Retype every entry exactly, character for character.
○ ○ ○ ○ ○ ○ ○
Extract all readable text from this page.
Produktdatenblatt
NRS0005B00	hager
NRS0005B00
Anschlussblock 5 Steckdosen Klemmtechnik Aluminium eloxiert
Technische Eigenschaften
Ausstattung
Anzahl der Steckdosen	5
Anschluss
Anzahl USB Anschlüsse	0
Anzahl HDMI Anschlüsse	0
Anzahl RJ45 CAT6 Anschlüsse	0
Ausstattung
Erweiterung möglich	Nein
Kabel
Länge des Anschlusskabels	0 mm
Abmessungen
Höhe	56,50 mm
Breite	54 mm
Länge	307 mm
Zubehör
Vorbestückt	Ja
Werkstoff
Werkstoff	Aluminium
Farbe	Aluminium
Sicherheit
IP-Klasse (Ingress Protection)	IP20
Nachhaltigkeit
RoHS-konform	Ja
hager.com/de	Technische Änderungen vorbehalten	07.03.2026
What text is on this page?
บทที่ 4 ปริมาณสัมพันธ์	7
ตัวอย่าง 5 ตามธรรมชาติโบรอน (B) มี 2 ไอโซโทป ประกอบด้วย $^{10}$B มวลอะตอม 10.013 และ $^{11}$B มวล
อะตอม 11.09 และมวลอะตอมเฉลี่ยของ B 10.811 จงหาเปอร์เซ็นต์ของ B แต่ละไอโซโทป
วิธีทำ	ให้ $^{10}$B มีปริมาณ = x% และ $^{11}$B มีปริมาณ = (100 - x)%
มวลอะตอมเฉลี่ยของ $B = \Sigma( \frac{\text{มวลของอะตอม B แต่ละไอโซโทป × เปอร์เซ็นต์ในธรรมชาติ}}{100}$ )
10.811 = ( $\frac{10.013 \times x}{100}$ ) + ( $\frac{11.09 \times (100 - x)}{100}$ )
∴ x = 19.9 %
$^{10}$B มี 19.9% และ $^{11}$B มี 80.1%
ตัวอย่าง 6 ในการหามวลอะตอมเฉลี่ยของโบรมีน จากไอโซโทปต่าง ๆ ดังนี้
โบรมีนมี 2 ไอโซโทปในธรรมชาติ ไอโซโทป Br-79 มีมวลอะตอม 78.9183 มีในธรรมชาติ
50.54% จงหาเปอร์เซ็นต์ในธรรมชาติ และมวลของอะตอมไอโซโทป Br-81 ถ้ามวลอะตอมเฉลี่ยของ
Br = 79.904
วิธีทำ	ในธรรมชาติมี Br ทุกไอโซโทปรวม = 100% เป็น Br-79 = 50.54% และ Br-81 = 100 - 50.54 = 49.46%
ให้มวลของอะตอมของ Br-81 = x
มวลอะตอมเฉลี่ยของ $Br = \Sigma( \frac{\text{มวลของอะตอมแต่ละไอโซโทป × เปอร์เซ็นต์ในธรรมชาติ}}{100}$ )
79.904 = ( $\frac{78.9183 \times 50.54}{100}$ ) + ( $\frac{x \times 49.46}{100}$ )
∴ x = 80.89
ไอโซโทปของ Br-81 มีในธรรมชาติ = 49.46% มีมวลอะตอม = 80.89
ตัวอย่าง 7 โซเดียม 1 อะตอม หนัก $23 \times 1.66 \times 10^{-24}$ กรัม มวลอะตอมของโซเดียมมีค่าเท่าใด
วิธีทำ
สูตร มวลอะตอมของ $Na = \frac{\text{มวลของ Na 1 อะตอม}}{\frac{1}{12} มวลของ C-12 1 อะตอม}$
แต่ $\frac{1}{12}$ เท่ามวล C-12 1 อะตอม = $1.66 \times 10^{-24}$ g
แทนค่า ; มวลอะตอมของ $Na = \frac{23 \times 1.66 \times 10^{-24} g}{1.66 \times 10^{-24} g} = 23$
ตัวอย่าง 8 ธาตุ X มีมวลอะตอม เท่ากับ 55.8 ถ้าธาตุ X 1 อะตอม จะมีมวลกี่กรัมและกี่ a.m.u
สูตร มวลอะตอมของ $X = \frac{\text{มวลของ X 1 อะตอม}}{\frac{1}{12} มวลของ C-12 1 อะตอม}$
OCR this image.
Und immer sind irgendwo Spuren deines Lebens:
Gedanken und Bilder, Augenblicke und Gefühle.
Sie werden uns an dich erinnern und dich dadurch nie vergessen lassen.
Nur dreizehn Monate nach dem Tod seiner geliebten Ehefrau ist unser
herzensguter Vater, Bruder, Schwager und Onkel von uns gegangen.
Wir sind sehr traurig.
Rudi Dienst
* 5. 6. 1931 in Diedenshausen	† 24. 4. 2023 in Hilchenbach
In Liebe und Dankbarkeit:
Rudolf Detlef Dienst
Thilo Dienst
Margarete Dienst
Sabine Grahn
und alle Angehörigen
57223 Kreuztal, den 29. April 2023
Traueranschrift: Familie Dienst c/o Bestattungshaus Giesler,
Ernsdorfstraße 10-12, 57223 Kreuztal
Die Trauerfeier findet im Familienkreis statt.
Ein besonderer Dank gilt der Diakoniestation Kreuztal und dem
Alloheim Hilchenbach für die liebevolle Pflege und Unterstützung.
○ ○ ○ ○ ○ ○ ○
__Exercise result__:
Extract all readable text from this page.
Produktdatenblatt
NRS0005B00	hager
NRS0005B00
Anschlussblock 5 Steckdosen Klemmtechnik Aluminium eloxiert
Technische Eigenschaften
Ausstattung
Anzahl der Steckdosen	5
Anschluss
Anzahl USB Anschlüsse	0
Anzahl HDMI Anschlüsse	0
Anzahl RJ45 CAT6 Anschlüsse	0
Ausstattung
Erweiterung möglich	Nein
Kabel
Länge des Anschlusskabels	0 mm
Abmessungen
Höhe	56,50 mm
Breite	54 mm
Länge	307 mm
Zubehör
Vorbestückt	Ja
Werkstoff
Werkstoff	Aluminium
Farbe	Aluminium
Sicherheit
IP-Klasse (Ingress Protection)	IP20
Nachhaltigkeit
RoHS-konform	Ja
hager.com/de	Technische Änderungen vorbehalten	07.03.2026
What text is on this page?
บทที่ 4 ปริมาณสัมพันธ์	7
ตัวอย่าง 5 ตามธรรมชาติโบรอน (B) มี 2 ไอโซโทป ประกอบด้วย $^{10}$B มวลอะตอม 10.013 และ $^{11}$B มวล
อะตอม 11.09 และมวลอะตอมเฉลี่ยของ B 10.811 จงหาเปอร์เซ็นต์ของ B แต่ละไอโซโทป
วิธีทำ	ให้ $^{10}$B มีปริมาณ = x% และ $^{11}$B มีปริมาณ = (100 - x)%
มวลอะตอมเฉลี่ยของ $B = \Sigma( \frac{\text{มวลของอะตอม B แต่ละไอโซโทป × เปอร์เซ็นต์ในธรรมชาติ}}{100}$ )
10.811 = ( $\frac{10.013 \times x}{100}$ ) + ( $\frac{11.09 \times (100 - x)}{100}$ )
∴ x = 19.9 %
$^{10}$B มี 19.9% และ $^{11}$B มี 80.1%
ตัวอย่าง 6 ในการหามวลอะตอมเฉลี่ยของโบรมีน จากไอโซโทปต่าง ๆ ดังนี้
โบรมีนมี 2 ไอโซโทปในธรรมชาติ ไอโซโทป Br-79 มีมวลอะตอม 78.9183 มีในธรรมชาติ
50.54% จงหาเปอร์เซ็นต์ในธรรมชาติ และมวลของอะตอมไอโซโทป Br-81 ถ้ามวลอะตอมเฉลี่ยของ
Br = 79.904
วิธีทำ	ในธรรมชาติมี Br ทุกไอโซโทปรวม = 100% เป็น Br-79 = 50.54% และ Br-81 = 100 - 50.54 = 49.46%
ให้มวลของอะตอมของ Br-81 = x
มวลอะตอมเฉลี่ยของ $Br = \Sigma( \frac{\text{มวลของอะตอมแต่ละไอโซโทป × เปอร์เซ็นต์ในธรรมชาติ}}{100}$ )
79.904 = ( $\frac{78.9183 \times 50.54}{100}$ ) + ( $\frac{x \times 49.46}{100}$ )
∴ x = 80.89
ไอโซโทปของ Br-81 มีในธรรมชาติ = 49.46% มีมวลอะตอม = 80.89
ตัวอย่าง 7 โซเดียม 1 อะตอม หนัก $23 \times 1.66 \times 10^{-24}$ กรัม มวลอะตอมของโซเดียมมีค่าเท่าใด
วิธีทำ
สูตร มวลอะตอมของ $Na = \frac{\text{มวลของ Na 1 อะตอม}}{\frac{1}{12} มวลของ C-12 1 อะตอม}$
แต่ $\frac{1}{12}$ เท่ามวล C-12 1 อะตอม = $1.66 \times 10^{-24}$ g
แทนค่า ; มวลอะตอมของ $Na = \frac{23 \times 1.66 \times 10^{-24} g}{1.66 \times 10^{-24} g} = 23$
ตัวอย่าง 8 ธาตุ X มีมวลอะตอม เท่ากับ 55.8 ถ้าธาตุ X 1 อะตอม จะมีมวลกี่กรัมและกี่ a.m.u
สูตร มวลอะตอมของ $X = \frac{\text{มวลของ X 1 อะตอม}}{\frac{1}{12} มวลของ C-12 1 อะตอม}$
OCR this image.
Und immer sind irgendwo Spuren deines Lebens:
Gedanken und Bilder, Augenblicke und Gefühle.
Sie werden uns an dich erinnern und dich dadurch nie vergessen lassen.
Nur dreizehn Monate nach dem Tod seiner geliebten Ehefrau ist unser
herzensguter Vater, Bruder, Schwager und Onkel von uns gegangen.
Wir sind sehr traurig.
Rudi Dienst
* 5. 6. 1931 in Diedenshausen	† 24. 4. 2023 in Hilchenbach
In Liebe und Dankbarkeit:
Rudolf Detlef Dienst
Thilo Dienst
Margarete Dienst
Sabine Grahn
und alle Angehörigen
57223 Kreuztal, den 29. April 2023
Traueranschrift: Familie Dienst c/o Bestattungshaus Giesler,
Ernsdorfstraße 10-12, 57223 Kreuztal
Die Trauerfeier findet im Familienkreis statt.
Ein besonderer Dank gilt der Diakoniestation Kreuztal und dem
Alloheim Hilchenbach für die liebevolle Pflege und Unterstützung.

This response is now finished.